◆ **RECORDS**
>> start

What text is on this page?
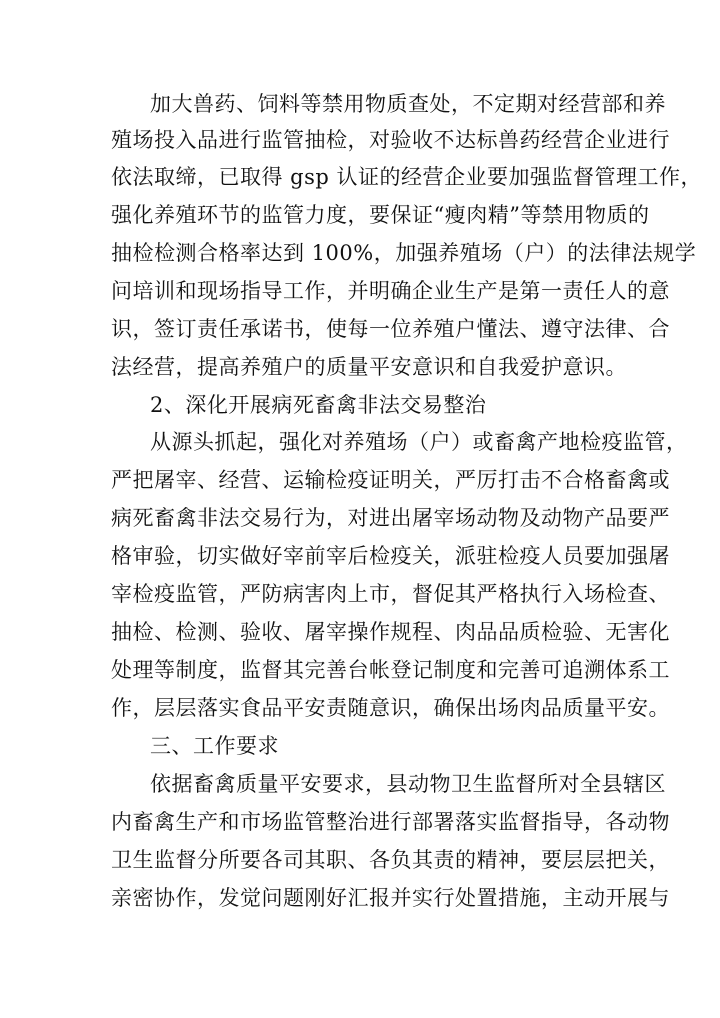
加大兽药、饲料等禁用物质查处，不定期对经营部和养
殖场投入品进行监管抽检，对验收不达标兽药经营企业进行
依法取缔，已取得 gsp 认证的经营企业要加强监督管理工作，
强化养殖环节的监管力度，要保证“瘦肉精”等禁用物质的
抽检检测合格率达到 100%，加强养殖场（户）的法律法规学
问培训和现场指导工作，并明确企业生产是第一责任人的意
识，签订责任承诺书，使每一位养殖户懂法、遵守法律、合
法经营，提高养殖户的质量平安意识和自我爱护意识。
2、深化开展病死畜禽非法交易整治
从源头抓起，强化对养殖场（户）或畜禽产地检疫监管，
严把屠宰、经营、运输检疫证明关，严厉打击不合格畜禽或
病死畜禽非法交易行为，对进出屠宰场动物及动物产品要严
格审验，切实做好宰前宰后检疫关，派驻检疫人员要加强屠
宰检疫监管，严防病害肉上市，督促其严格执行入场检查、
抽检、检测、验收、屠宰操作规程、肉品品质检验、无害化
处理等制度，监督其完善台帐登记制度和完善可追溯体系工
作，层层落实食品平安责随意识，确保出场肉品质量平安。
三、工作要求
依据畜禽质量平安要求，县动物卫生监督所对全县辖区
内畜禽生产和市场监管整治进行部署落实监督指导，各动物
卫生监督分所要各司其职、各负其责的精神，要层层把关，
亲密协作，发觉问题刚好汇报并实行处置措施，主动开展与
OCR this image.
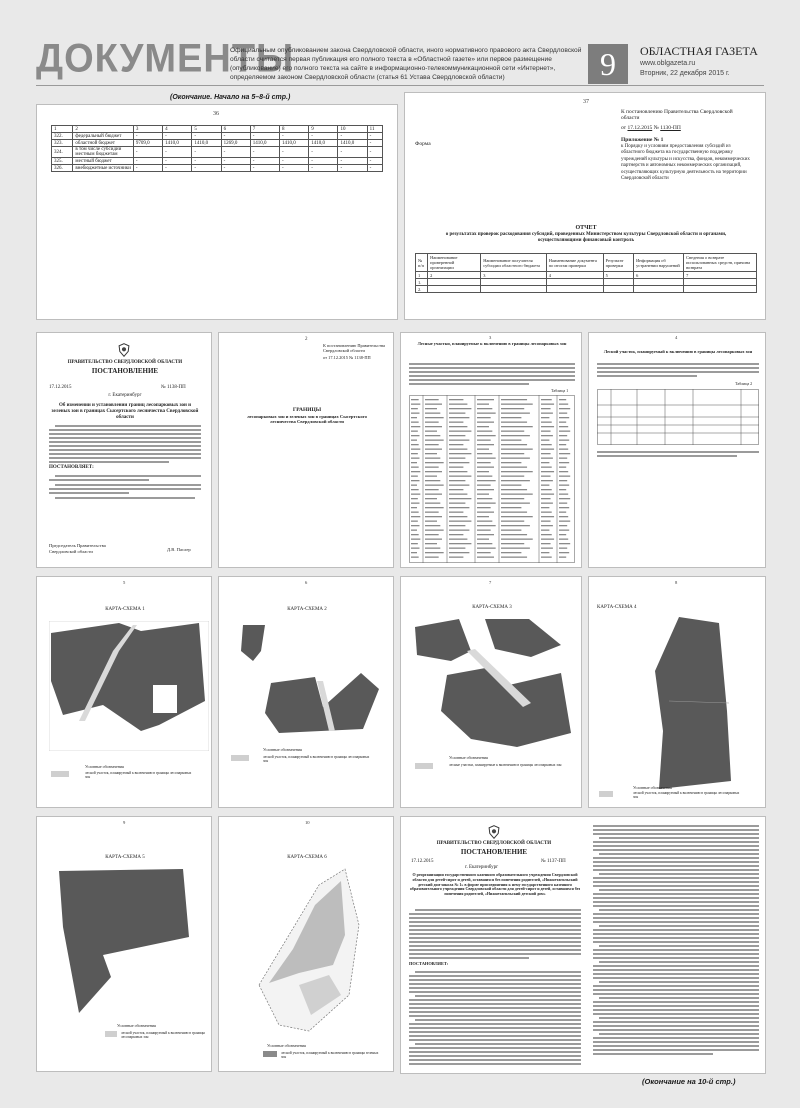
ДОКУМЕНТЫ
Официальным опубликованием закона Свердловской области, иного нормативного правового акта Свердловской области считается первая публикация его полного текста в «Областной газете» или первое размещение (опубликование) его полного текста на сайте в информационно-телекоммуникационной сети «Интернет», определяемом законом Свердловской области (статья 61 Устава Свердловской области)	9	ОБЛАСТНАЯ ГАЗЕТА
www.oblgazeta.ru
Вторник, 22 декабря 2015 г.
(Окончание. Начало на 5–8-й стр.)
36
1	2	3	4	5	6	7	8	9	10	11
322.	федеральный бюджет	-	-	-	-	-	-	-	-	-
323.	областной бюджет	9709,0	1410,0	1410,0	1269,0	1410,0	1410,0	1410,0	1410,0	-
324.	в том числе субсидии местным бюджетам	-	-	-	-	-	-	-	-	-
325.	местный бюджет	-	-	-	-	-	-	-	-	-
326.	внебюджетные источники	-	-	-	-	-	-	-	-	-
37
К постановлению Правительства Свердловской области
от 17.12.2015 № 1130-ПП
Приложение № 1
к Порядку и условиям предоставления субсидий из областного бюджета на государственную поддержку учреждений культуры и искусства, фондов, некоммерческих партнерств и автономных некоммерческих организаций, осуществляющих культурную деятельность на территории Свердловской области
Форма
ОТЧЕТ
о результатах проверок расходования субсидий, проведенных Министерством культуры Свердловской области и органами, осуществляющими финансовый контроль
№ п/п	Наименование проверенной организации	Наименование получателя субсидии областного бюджета	Наименование документа по итогам проверки	Результат проверки	Информация об устранении нарушений	Сведения о возврате использованных средств, причина возврата
1	2	3	4	5	6	7
1.						
2.						
ПРАВИТЕЛЬСТВО СВЕРДЛОВСКОЙ ОБЛАСТИ
ПОСТАНОВЛЕНИЕ
17.12.2015	№ 1138-ПП
г. Екатеринбург
Об изменении и установлении границ лесопарковых зон и зеленых зон в границах Сысертского лесничества Свердловской области
ПОСТАНОВЛЯЕТ:
Председатель Правительства Свердловской области	Д.В. Паслер
2
К постановлению Правительства Свердловской области
от 17.12.2015 № 1138-ПП
ГРАНИЦЫ
лесопарковых зон и зеленых зон в границах Сысертского лесничества Свердловской области
3
Лесные участки, планируемые к включению в границы лесопарковых зон
Таблица 1
4
Лесной участок, планируемый к включению в границы лесопарковых зон
Таблица 2
5
КАРТА-СХЕМА 1
Условные обозначения
лесной участок, планируемый к включению в границы лесопарковых зон
6
КАРТА-СХЕМА 2
Условные обозначения
лесной участок, планируемый к включению в границы лесопарковых зон
7
КАРТА-СХЕМА 3
Условные обозначения
лесные участки, планируемые к включению в границы лесопарковых зон
8
КАРТА-СХЕМА 4
Условные обозначения
лесной участок, планируемый к включению в границы лесопарковых зон
9
КАРТА-СХЕМА 5
Условные обозначения
лесной участок, планируемый к включению в границы лесопарковых зон
10
КАРТА-СХЕМА 6
Условные обозначения
лесной участок, планируемый к включению в границы зеленых зон
ПРАВИТЕЛЬСТВО СВЕРДЛОВСКОЙ ОБЛАСТИ
ПОСТАНОВЛЕНИЕ
17.12.2015	№ 1137-ПП
г. Екатеринбург
О реорганизации государственного казенного образовательного учреждения Свердловской области для детей-сирот и детей, оставшихся без попечения родителей, «Нижнетагильский детский дом-школа № 1» в форме присоединения к нему государственного казенного образовательного учреждения Свердловской области для детей-сирот и детей, оставшихся без попечения родителей, «Нижнетагильский детский дом»
ПОСТАНОВЛЯЕТ:
(Окончание на 10-й стр.)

>> end

◆ **WRITTEN TASK**
Each record above should be copied character for character, with pictures dropped.

◆ **COMPLETED EXERCISE**
What text is on this page?
加大兽药、饲料等禁用物质查处，不定期对经营部和养
殖场投入品进行监管抽检，对验收不达标兽药经营企业进行
依法取缔，已取得 gsp 认证的经营企业要加强监督管理工作，
强化养殖环节的监管力度，要保证“瘦肉精”等禁用物质的
抽检检测合格率达到 100%，加强养殖场（户）的法律法规学
问培训和现场指导工作，并明确企业生产是第一责任人的意
识，签订责任承诺书，使每一位养殖户懂法、遵守法律、合
法经营，提高养殖户的质量平安意识和自我爱护意识。
2、深化开展病死畜禽非法交易整治
从源头抓起，强化对养殖场（户）或畜禽产地检疫监管，
严把屠宰、经营、运输检疫证明关，严厉打击不合格畜禽或
病死畜禽非法交易行为，对进出屠宰场动物及动物产品要严
格审验，切实做好宰前宰后检疫关，派驻检疫人员要加强屠
宰检疫监管，严防病害肉上市，督促其严格执行入场检查、
抽检、检测、验收、屠宰操作规程、肉品品质检验、无害化
处理等制度，监督其完善台帐登记制度和完善可追溯体系工
作，层层落实食品平安责随意识，确保出场肉品质量平安。
三、工作要求
依据畜禽质量平安要求，县动物卫生监督所对全县辖区
内畜禽生产和市场监管整治进行部署落实监督指导，各动物
卫生监督分所要各司其职、各负其责的精神，要层层把关，
亲密协作，发觉问题刚好汇报并实行处置措施，主动开展与
OCR this image.
ДОКУМЕНТЫ
Официальным опубликованием закона Свердловской области, иного нормативного правового акта Свердловской области считается первая публикация его полного текста в «Областной газете» или первое размещение (опубликование) его полного текста на сайте в информационно-телекоммуникационной сети «Интернет», определяемом законом Свердловской области (статья 61 Устава Свердловской области)	9	ОБЛАСТНАЯ ГАЗЕТА
www.oblgazeta.ru
Вторник, 22 декабря 2015 г.
(Окончание. Начало на 5–8-й стр.)
36
1	2	3	4	5	6	7	8	9	10	11
322.	федеральный бюджет	-	-	-	-	-	-	-	-	-
323.	областной бюджет	9709,0	1410,0	1410,0	1269,0	1410,0	1410,0	1410,0	1410,0	-
324.	в том числе субсидии местным бюджетам	-	-	-	-	-	-	-	-	-
325.	местный бюджет	-	-	-	-	-	-	-	-	-
326.	внебюджетные источники	-	-	-	-	-	-	-	-	-
37
К постановлению Правительства Свердловской области
от 17.12.2015 № 1130-ПП
Приложение № 1
к Порядку и условиям предоставления субсидий из областного бюджета на государственную поддержку учреждений культуры и искусства, фондов, некоммерческих партнерств и автономных некоммерческих организаций, осуществляющих культурную деятельность на территории Свердловской области
Форма
ОТЧЕТ
о результатах проверок расходования субсидий, проведенных Министерством культуры Свердловской области и органами, осуществляющими финансовый контроль
№ п/п	Наименование проверенной организации	Наименование получателя субсидии областного бюджета	Наименование документа по итогам проверки	Результат проверки	Информация об устранении нарушений	Сведения о возврате использованных средств, причина возврата
1	2	3	4	5	6	7
1.						
2.						
ПРАВИТЕЛЬСТВО СВЕРДЛОВСКОЙ ОБЛАСТИ
ПОСТАНОВЛЕНИЕ
17.12.2015	№ 1138-ПП
г. Екатеринбург
Об изменении и установлении границ лесопарковых зон и зеленых зон в границах Сысертского лесничества Свердловской области
ПОСТАНОВЛЯЕТ:
Председатель Правительства Свердловской области	Д.В. Паслер
2
К постановлению Правительства Свердловской области
от 17.12.2015 № 1138-ПП
ГРАНИЦЫ
лесопарковых зон и зеленых зон в границах Сысертского лесничества Свердловской области
3
Лесные участки, планируемые к включению в границы лесопарковых зон
Таблица 1
4
Лесной участок, планируемый к включению в границы лесопарковых зон
Таблица 2
5
КАРТА-СХЕМА 1
Условные обозначения
лесной участок, планируемый к включению в границы лесопарковых зон
6
КАРТА-СХЕМА 2
Условные обозначения
лесной участок, планируемый к включению в границы лесопарковых зон
7
КАРТА-СХЕМА 3
Условные обозначения
лесные участки, планируемые к включению в границы лесопарковых зон
8
КАРТА-СХЕМА 4
Условные обозначения
лесной участок, планируемый к включению в границы лесопарковых зон
9
КАРТА-СХЕМА 5
Условные обозначения
лесной участок, планируемый к включению в границы лесопарковых зон
10
КАРТА-СХЕМА 6
Условные обозначения
лесной участок, планируемый к включению в границы зеленых зон
ПРАВИТЕЛЬСТВО СВЕРДЛОВСКОЙ ОБЛАСТИ
ПОСТАНОВЛЕНИЕ
17.12.2015	№ 1137-ПП
г. Екатеринбург
О реорганизации государственного казенного образовательного учреждения Свердловской области для детей-сирот и детей, оставшихся без попечения родителей, «Нижнетагильский детский дом-школа № 1» в форме присоединения к нему государственного казенного образовательного учреждения Свердловской области для детей-сирот и детей, оставшихся без попечения родителей, «Нижнетагильский детский дом»
ПОСТАНОВЛЯЕТ:
(Окончание на 10-й стр.)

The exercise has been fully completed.